▶ **Excerpt from a dataset**:
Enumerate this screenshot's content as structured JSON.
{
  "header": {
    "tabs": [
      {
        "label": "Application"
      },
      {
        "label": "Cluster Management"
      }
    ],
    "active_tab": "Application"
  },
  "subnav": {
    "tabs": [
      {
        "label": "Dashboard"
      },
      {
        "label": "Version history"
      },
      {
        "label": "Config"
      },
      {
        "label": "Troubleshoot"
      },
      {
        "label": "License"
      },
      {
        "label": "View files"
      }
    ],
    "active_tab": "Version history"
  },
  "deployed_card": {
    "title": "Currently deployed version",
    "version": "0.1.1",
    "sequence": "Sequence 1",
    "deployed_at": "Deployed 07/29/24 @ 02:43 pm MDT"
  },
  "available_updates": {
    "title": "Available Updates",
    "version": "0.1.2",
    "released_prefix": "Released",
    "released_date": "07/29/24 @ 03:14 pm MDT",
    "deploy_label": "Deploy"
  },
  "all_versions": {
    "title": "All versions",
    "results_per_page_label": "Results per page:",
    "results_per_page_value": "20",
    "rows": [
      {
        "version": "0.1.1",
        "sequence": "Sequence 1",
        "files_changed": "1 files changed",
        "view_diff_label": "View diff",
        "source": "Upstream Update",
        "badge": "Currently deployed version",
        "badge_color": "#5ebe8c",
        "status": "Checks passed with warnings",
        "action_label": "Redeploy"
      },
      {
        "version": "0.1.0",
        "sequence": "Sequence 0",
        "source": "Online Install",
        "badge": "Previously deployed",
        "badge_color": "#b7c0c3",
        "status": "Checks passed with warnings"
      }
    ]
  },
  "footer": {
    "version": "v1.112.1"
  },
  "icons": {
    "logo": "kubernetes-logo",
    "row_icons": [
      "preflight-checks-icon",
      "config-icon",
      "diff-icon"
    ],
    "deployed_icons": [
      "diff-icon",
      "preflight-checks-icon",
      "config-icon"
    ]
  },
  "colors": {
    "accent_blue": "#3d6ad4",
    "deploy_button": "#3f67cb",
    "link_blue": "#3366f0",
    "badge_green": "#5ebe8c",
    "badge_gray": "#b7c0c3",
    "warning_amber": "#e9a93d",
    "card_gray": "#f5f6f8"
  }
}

---

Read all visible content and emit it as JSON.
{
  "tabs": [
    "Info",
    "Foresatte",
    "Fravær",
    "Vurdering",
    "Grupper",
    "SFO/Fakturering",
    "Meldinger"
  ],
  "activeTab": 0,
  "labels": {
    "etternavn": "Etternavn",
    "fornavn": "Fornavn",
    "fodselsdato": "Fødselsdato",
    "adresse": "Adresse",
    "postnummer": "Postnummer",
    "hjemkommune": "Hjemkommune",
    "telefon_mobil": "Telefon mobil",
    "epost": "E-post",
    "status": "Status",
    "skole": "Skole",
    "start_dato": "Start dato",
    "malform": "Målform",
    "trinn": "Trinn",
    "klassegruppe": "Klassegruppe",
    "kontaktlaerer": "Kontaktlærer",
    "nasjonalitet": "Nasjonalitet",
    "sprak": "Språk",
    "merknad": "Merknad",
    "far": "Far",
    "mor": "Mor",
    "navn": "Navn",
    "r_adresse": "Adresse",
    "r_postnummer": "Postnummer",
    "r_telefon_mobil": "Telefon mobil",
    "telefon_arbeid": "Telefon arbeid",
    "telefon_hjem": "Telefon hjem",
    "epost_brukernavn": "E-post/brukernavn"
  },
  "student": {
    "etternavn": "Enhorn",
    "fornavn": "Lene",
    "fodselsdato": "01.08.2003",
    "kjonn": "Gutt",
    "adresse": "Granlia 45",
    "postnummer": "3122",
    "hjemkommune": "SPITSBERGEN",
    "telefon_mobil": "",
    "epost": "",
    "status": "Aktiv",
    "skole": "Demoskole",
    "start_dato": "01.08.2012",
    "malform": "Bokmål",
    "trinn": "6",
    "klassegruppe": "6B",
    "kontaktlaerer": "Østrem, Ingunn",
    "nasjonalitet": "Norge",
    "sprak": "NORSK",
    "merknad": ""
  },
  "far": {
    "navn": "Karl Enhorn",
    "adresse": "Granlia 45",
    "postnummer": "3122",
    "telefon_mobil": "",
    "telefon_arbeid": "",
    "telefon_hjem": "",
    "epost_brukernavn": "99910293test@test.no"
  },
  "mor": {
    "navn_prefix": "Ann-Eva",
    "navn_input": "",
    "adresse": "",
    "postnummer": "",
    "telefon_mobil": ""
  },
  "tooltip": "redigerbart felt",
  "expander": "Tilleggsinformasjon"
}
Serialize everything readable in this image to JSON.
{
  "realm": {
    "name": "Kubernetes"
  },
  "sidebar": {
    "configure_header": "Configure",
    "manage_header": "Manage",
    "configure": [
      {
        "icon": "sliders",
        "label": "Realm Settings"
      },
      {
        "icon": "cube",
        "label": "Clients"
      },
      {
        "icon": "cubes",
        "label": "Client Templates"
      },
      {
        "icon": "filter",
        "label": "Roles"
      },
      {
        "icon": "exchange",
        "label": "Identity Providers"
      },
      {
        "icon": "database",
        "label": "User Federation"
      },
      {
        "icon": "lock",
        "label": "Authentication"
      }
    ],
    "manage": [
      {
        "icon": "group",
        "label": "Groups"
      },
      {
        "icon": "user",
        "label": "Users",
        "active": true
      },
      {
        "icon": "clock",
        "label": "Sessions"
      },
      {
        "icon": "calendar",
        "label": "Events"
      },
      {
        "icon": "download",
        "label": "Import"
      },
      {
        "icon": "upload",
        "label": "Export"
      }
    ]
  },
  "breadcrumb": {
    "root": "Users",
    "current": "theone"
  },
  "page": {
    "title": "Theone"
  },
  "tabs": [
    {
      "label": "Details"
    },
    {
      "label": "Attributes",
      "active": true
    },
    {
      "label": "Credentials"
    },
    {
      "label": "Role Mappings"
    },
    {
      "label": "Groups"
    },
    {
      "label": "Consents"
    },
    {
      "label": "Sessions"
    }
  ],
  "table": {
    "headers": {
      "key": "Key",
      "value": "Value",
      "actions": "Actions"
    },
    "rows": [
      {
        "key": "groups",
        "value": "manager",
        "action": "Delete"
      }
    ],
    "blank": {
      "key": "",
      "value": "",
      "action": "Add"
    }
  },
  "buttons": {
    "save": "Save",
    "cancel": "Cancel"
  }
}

▶ **What the task requires**: Search the listing for the word "fodselsdato". Copy every line in which it occurs.

▶ **Complete answer**:
    "fodselsdato": "Fødselsdato",
    "fodselsdato": "01.08.2003",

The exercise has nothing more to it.